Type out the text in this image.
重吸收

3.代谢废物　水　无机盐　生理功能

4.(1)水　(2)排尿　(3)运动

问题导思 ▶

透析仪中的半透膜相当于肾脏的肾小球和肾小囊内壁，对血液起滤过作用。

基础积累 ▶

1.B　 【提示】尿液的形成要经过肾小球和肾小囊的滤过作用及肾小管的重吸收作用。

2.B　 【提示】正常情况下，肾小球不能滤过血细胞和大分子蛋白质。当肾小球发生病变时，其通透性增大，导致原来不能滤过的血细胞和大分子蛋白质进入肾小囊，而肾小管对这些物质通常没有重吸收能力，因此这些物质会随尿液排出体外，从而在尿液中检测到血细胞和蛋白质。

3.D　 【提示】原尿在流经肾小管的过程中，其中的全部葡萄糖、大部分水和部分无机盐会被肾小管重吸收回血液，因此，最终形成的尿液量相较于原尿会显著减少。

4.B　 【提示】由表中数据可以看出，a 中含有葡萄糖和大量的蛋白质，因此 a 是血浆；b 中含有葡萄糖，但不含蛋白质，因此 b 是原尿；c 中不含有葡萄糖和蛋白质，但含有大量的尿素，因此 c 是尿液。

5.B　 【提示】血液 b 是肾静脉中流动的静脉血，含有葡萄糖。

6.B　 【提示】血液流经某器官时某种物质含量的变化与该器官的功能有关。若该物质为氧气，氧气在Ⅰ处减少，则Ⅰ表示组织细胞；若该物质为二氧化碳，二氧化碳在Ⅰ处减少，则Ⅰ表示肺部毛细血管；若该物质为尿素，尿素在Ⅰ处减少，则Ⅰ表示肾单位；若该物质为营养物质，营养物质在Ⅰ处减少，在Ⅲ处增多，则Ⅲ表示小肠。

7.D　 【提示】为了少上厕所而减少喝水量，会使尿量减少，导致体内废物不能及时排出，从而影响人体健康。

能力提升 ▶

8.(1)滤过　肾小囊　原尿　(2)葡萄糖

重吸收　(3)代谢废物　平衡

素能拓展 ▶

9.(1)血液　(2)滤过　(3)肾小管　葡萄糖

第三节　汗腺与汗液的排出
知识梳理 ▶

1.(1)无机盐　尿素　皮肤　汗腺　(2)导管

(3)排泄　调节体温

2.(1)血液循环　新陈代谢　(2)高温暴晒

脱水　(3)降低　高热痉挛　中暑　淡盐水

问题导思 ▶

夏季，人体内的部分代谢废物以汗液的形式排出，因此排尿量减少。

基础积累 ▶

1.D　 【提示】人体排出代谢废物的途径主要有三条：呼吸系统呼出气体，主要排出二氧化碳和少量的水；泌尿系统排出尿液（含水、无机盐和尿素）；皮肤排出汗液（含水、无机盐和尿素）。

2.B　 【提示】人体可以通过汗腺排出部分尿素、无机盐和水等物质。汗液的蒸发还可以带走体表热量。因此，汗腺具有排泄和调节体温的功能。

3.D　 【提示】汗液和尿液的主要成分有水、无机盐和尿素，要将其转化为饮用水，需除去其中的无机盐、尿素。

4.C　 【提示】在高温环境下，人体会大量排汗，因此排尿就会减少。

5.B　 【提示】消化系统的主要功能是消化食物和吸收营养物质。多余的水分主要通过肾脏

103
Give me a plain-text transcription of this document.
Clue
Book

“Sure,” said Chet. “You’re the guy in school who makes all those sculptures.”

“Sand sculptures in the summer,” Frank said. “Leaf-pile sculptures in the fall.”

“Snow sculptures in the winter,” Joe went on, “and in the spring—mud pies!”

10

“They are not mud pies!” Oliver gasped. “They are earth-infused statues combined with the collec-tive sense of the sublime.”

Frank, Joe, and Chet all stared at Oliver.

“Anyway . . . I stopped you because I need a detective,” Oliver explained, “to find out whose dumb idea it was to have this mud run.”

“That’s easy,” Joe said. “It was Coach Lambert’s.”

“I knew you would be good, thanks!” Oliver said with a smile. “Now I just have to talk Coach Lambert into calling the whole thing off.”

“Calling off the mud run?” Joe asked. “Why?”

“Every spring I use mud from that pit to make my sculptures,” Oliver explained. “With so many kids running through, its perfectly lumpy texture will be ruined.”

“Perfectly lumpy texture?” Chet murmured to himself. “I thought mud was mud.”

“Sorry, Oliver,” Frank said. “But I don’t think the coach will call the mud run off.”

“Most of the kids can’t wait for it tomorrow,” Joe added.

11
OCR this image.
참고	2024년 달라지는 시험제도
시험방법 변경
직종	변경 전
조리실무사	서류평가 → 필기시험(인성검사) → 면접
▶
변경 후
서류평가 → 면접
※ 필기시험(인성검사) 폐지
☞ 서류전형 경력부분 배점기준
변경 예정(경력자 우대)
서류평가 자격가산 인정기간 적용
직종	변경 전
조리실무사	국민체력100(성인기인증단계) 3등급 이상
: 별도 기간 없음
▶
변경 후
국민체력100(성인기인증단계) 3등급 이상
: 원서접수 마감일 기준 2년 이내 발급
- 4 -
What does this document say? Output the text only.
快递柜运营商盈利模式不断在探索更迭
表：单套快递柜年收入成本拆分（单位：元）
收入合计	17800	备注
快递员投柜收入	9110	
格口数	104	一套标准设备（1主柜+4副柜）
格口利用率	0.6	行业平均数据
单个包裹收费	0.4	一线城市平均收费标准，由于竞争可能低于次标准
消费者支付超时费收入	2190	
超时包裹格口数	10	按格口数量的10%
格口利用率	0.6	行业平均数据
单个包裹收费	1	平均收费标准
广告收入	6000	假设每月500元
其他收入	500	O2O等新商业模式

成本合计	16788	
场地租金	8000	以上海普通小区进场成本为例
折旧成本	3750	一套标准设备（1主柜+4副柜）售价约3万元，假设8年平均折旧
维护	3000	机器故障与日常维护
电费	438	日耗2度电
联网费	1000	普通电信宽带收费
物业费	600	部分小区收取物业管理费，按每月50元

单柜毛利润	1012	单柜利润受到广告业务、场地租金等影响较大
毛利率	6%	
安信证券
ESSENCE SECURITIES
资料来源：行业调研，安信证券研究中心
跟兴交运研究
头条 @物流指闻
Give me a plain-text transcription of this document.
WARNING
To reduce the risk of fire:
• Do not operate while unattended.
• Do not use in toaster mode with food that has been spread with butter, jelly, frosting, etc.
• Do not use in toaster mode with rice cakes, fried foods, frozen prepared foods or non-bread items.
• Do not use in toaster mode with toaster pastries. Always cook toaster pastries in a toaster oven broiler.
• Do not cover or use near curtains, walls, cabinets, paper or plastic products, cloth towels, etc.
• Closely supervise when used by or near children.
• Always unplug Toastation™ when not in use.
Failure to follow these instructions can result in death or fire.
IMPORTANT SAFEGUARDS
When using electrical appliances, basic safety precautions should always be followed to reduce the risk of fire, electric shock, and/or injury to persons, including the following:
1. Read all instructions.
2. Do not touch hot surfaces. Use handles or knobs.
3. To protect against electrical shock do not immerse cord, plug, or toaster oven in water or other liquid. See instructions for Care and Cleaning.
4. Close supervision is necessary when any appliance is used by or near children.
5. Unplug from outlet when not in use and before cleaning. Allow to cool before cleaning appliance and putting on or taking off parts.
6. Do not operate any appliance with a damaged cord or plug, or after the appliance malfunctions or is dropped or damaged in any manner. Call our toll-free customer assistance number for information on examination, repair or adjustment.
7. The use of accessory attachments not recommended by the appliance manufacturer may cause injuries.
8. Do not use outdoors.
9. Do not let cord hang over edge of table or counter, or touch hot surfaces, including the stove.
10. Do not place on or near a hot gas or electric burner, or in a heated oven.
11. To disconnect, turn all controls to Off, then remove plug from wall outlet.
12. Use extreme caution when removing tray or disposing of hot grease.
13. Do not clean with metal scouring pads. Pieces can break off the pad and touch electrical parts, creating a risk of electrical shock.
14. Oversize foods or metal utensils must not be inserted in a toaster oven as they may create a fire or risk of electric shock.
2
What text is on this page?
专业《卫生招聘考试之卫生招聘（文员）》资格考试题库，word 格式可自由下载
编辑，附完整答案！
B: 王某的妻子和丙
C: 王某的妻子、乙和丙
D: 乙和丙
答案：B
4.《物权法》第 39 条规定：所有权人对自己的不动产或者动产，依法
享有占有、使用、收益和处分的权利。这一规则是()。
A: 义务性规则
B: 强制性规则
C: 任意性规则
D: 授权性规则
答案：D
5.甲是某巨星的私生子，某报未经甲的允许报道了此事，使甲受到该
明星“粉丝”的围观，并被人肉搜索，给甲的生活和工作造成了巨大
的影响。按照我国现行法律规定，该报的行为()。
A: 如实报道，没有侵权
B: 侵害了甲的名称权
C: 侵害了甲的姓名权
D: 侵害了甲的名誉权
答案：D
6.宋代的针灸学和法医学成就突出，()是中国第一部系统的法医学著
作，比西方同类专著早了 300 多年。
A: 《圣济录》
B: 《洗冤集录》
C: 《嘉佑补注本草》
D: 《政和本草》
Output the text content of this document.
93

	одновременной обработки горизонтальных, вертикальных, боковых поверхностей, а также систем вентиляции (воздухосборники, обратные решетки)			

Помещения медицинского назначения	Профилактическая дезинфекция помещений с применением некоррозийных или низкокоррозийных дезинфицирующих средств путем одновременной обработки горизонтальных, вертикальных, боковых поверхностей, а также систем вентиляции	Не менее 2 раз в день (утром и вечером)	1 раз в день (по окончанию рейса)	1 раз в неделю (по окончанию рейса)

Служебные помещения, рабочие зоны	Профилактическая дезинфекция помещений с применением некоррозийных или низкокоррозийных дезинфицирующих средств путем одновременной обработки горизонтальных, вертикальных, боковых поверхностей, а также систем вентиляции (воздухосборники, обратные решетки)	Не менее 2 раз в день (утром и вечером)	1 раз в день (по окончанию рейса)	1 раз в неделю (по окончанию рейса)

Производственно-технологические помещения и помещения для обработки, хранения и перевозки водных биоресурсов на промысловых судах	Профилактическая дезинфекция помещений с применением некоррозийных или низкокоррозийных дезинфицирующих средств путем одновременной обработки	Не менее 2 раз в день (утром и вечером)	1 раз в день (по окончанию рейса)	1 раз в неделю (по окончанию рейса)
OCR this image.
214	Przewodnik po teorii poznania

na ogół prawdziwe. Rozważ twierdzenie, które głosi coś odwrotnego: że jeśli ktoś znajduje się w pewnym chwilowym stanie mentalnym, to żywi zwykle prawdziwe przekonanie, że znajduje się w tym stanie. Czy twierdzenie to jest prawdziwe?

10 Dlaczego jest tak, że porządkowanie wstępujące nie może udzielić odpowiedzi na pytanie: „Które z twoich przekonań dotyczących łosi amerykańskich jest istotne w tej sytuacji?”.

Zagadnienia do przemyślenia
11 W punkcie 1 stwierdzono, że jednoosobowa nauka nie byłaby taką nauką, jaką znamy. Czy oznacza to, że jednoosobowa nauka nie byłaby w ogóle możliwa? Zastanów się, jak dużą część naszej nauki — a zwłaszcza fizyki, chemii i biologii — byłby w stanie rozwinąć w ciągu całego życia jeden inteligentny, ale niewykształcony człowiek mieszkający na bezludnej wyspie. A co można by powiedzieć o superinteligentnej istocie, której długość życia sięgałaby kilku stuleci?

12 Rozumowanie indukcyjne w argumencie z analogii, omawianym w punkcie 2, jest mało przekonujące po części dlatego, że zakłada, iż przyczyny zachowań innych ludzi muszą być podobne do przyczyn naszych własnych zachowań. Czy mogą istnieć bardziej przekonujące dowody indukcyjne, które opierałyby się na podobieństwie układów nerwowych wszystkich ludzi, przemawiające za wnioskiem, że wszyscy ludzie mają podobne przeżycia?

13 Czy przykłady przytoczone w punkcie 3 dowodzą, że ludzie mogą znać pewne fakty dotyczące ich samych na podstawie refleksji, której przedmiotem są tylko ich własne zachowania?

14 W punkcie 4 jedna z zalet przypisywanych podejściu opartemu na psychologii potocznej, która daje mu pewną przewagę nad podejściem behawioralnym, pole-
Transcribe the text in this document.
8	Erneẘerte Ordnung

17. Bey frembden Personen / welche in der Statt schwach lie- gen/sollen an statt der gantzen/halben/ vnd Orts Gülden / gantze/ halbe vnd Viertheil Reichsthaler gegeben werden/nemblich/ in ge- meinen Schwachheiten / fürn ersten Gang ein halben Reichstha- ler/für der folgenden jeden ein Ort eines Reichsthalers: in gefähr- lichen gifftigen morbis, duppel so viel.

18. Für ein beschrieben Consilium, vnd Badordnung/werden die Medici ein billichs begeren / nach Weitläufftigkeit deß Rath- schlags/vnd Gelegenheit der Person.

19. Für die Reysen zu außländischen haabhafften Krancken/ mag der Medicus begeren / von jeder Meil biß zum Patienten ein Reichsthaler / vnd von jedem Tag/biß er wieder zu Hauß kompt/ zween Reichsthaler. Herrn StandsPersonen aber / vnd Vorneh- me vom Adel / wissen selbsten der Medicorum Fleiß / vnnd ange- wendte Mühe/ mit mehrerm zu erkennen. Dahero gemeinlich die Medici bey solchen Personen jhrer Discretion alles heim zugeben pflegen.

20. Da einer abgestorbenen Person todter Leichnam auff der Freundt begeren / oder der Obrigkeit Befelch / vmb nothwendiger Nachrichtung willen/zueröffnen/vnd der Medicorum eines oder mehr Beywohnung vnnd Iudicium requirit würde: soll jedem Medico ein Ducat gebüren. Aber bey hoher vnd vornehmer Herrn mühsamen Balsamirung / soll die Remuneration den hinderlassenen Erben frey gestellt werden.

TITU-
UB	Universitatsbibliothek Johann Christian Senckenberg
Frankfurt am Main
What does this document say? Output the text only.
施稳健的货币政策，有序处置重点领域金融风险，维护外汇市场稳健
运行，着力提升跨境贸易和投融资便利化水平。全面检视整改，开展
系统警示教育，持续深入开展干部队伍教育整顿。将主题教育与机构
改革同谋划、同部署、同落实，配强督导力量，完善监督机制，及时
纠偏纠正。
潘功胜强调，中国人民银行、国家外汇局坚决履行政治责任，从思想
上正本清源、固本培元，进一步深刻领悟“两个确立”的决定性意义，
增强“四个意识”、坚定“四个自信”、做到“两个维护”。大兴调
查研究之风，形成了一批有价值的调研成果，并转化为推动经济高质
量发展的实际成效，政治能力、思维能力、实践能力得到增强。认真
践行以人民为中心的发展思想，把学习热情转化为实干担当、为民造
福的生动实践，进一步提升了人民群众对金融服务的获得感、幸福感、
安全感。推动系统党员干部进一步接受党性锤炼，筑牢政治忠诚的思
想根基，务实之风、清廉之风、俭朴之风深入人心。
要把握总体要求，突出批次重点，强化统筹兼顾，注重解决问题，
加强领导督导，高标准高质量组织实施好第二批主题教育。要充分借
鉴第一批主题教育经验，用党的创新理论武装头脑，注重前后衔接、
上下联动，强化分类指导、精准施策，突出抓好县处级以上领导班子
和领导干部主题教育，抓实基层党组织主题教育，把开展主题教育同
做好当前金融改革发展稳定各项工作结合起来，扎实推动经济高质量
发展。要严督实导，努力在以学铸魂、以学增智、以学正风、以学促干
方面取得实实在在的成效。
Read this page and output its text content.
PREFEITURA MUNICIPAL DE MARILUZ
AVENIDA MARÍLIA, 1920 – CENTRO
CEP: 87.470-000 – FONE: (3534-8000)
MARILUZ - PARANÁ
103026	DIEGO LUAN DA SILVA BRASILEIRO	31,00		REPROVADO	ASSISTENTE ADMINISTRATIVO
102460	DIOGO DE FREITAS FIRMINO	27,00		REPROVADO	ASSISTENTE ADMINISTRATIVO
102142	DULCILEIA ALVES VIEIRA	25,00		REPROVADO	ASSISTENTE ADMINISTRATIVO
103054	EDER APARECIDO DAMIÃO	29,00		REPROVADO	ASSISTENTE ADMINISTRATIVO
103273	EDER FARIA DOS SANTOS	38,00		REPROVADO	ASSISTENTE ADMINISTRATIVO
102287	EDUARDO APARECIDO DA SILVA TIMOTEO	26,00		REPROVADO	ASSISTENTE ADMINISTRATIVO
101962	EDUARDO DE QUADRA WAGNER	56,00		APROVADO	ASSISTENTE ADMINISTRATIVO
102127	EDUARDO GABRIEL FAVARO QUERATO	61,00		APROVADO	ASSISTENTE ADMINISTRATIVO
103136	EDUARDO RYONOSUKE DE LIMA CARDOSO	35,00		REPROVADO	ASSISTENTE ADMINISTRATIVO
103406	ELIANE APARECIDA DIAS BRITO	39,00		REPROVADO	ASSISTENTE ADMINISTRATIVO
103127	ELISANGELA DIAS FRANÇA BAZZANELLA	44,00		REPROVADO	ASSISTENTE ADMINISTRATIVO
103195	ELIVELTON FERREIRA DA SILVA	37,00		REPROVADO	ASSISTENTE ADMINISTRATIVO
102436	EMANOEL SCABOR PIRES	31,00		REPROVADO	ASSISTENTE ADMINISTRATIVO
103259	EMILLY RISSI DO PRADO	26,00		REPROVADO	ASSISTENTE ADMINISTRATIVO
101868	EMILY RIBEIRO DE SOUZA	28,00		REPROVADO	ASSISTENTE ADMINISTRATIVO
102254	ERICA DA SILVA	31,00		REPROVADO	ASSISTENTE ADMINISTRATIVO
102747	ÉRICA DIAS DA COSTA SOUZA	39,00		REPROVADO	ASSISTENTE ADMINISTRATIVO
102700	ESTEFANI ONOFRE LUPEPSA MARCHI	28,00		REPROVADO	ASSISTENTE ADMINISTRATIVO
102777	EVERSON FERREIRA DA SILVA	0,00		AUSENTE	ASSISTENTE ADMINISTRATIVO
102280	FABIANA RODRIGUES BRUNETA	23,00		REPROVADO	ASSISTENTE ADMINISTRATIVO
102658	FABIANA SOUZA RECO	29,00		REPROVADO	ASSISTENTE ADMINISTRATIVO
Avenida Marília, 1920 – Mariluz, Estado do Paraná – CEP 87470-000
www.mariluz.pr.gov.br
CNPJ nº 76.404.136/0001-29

.....

## Task objective
Your answer should be a single number: the count of lines in the listing that contain the word "risk".

## Answer to the problem
4